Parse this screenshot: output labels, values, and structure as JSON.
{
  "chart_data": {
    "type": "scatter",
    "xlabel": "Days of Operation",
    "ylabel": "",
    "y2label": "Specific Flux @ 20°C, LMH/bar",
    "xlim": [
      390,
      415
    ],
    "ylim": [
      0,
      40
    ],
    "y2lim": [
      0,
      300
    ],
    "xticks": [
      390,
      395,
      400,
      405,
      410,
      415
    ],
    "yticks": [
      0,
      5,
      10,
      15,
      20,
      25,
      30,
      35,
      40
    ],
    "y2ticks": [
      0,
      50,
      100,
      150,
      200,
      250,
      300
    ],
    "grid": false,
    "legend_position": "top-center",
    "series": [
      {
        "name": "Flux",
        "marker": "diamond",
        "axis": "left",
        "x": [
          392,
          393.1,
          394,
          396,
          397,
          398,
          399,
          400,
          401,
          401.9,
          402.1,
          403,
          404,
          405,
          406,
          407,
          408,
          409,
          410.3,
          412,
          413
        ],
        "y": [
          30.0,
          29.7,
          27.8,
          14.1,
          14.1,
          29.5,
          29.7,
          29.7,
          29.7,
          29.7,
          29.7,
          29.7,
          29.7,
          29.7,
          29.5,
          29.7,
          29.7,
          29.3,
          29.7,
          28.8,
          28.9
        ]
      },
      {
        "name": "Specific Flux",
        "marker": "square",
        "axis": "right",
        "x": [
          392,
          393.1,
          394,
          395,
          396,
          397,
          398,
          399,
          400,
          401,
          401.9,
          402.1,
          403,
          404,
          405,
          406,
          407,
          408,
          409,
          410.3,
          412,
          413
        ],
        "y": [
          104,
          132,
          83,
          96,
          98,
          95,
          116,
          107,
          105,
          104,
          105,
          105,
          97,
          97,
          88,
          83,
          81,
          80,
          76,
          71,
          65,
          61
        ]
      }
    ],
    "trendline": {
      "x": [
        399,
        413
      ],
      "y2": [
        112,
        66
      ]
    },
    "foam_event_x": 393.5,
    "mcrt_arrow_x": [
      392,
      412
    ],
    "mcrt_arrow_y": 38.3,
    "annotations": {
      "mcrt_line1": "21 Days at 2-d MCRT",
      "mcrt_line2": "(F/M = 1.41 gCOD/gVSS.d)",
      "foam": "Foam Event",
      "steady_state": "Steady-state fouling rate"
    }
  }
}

********************

# STATED EXERCISE
Write out the records above again, keeping each one identical to the original.

# ANSWER TO THE PROBLEM
Parse this screenshot: output labels, values, and structure as JSON.
{
  "chart_data": {
    "type": "scatter",
    "xlabel": "Days of Operation",
    "ylabel": "",
    "y2label": "Specific Flux @ 20°C, LMH/bar",
    "xlim": [
      390,
      415
    ],
    "ylim": [
      0,
      40
    ],
    "y2lim": [
      0,
      300
    ],
    "xticks": [
      390,
      395,
      400,
      405,
      410,
      415
    ],
    "yticks": [
      0,
      5,
      10,
      15,
      20,
      25,
      30,
      35,
      40
    ],
    "y2ticks": [
      0,
      50,
      100,
      150,
      200,
      250,
      300
    ],
    "grid": false,
    "legend_position": "top-center",
    "series": [
      {
        "name": "Flux",
        "marker": "diamond",
        "axis": "left",
        "x": [
          392,
          393.1,
          394,
          396,
          397,
          398,
          399,
          400,
          401,
          401.9,
          402.1,
          403,
          404,
          405,
          406,
          407,
          408,
          409,
          410.3,
          412,
          413
        ],
        "y": [
          30.0,
          29.7,
          27.8,
          14.1,
          14.1,
          29.5,
          29.7,
          29.7,
          29.7,
          29.7,
          29.7,
          29.7,
          29.7,
          29.7,
          29.5,
          29.7,
          29.7,
          29.3,
          29.7,
          28.8,
          28.9
        ]
      },
      {
        "name": "Specific Flux",
        "marker": "square",
        "axis": "right",
        "x": [
          392,
          393.1,
          394,
          395,
          396,
          397,
          398,
          399,
          400,
          401,
          401.9,
          402.1,
          403,
          404,
          405,
          406,
          407,
          408,
          409,
          410.3,
          412,
          413
        ],
        "y": [
          104,
          132,
          83,
          96,
          98,
          95,
          116,
          107,
          105,
          104,
          105,
          105,
          97,
          97,
          88,
          83,
          81,
          80,
          76,
          71,
          65,
          61
        ]
      }
    ],
    "trendline": {
      "x": [
        399,
        413
      ],
      "y2": [
        112,
        66
      ]
    },
    "foam_event_x": 393.5,
    "mcrt_arrow_x": [
      392,
      412
    ],
    "mcrt_arrow_y": 38.3,
    "annotations": {
      "mcrt_line1": "21 Days at 2-d MCRT",
      "mcrt_line2": "(F/M = 1.41 gCOD/gVSS.d)",
      "foam": "Foam Event",
      "steady_state": "Steady-state fouling rate"
    }
  }
}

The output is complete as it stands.